Trips to Bageltopia have to be planned a day in advance, so nobody makes a packed lunch the night before. The diary has to be clear enough to allow the full hour for lunch. The pilgrimage is a matter of much anticipation and we look forward to it all day. So last Wednesday when Gemma stopped by my desk to check it was still all going ahead the conversation turned out to be very awkward.

“All set for Bageltopia at lunchtime?”

“I’m sorry, I can’t. I’d completely forgotten, I’ve got a prior commitment.”

“What are you doing that’s more fun than Bageltopia?”

I knew she would never believe what I was about to say. But I had to tell the truth.

“I’m playing backgammon in the canteen with my friend Fiona.”

I have to tell you that I have been picked on for many things in my time. Wearing glasses at 6, wearing horrendous cardigans at 18, liking music people have never heard of, not wanting to go clubbing, you name it. But I have never known vilification quite like the vilification I suffered for that confession.

[Element and box listings]
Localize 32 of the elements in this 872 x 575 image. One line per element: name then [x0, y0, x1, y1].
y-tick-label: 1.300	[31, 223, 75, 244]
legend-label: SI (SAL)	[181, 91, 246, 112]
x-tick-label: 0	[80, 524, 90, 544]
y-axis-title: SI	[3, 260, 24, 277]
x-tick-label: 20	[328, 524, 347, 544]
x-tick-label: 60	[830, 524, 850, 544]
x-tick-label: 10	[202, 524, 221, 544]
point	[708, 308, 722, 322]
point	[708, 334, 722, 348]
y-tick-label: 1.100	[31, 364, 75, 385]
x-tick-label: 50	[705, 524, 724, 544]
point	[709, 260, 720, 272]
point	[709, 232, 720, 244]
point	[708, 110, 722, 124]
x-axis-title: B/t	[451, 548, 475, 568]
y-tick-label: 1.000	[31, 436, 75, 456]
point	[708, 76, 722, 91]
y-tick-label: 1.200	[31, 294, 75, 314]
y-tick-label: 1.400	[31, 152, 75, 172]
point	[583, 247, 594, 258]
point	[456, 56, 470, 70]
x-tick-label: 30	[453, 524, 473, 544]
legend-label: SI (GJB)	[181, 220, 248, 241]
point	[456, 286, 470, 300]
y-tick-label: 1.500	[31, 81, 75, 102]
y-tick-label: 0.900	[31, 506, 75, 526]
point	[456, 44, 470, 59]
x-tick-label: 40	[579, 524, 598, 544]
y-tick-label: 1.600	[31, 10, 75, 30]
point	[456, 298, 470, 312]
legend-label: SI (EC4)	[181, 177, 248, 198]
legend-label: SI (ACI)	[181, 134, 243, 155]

_Task set:_
1. In the Bageltopia passage, repeat the stretch from "Trips to Bageltopia" through "tell the truth.".
2. According to the Bageltopia passage, what was the narrator's prior commitment that ruled out lunch at Bageltopia?
None of the data is needed.

_Answers for the tasks:_
1.
Trips to Bageltopia have to be planned a day in advance, so nobody makes a packed lunch the night before. The diary has to be clear enough to allow the full hour for lunch. The pilgrimage is a matter of much anticipation and we look forward to it all day. So last Wednesday when Gemma stopped by my desk to check it was still all going ahead the conversation turned out to be very awkward.

“All set for Bageltopia at lunchtime?”

“I’m sorry, I can’t. I’d completely forgotten, I’ve got a prior commitment.”

“What are you doing that’s more fun than Bageltopia?”

I knew she would never believe what I was about to say. But I had to tell the truth.

2. Playing backgammon in the canteen with a friend named Fiona.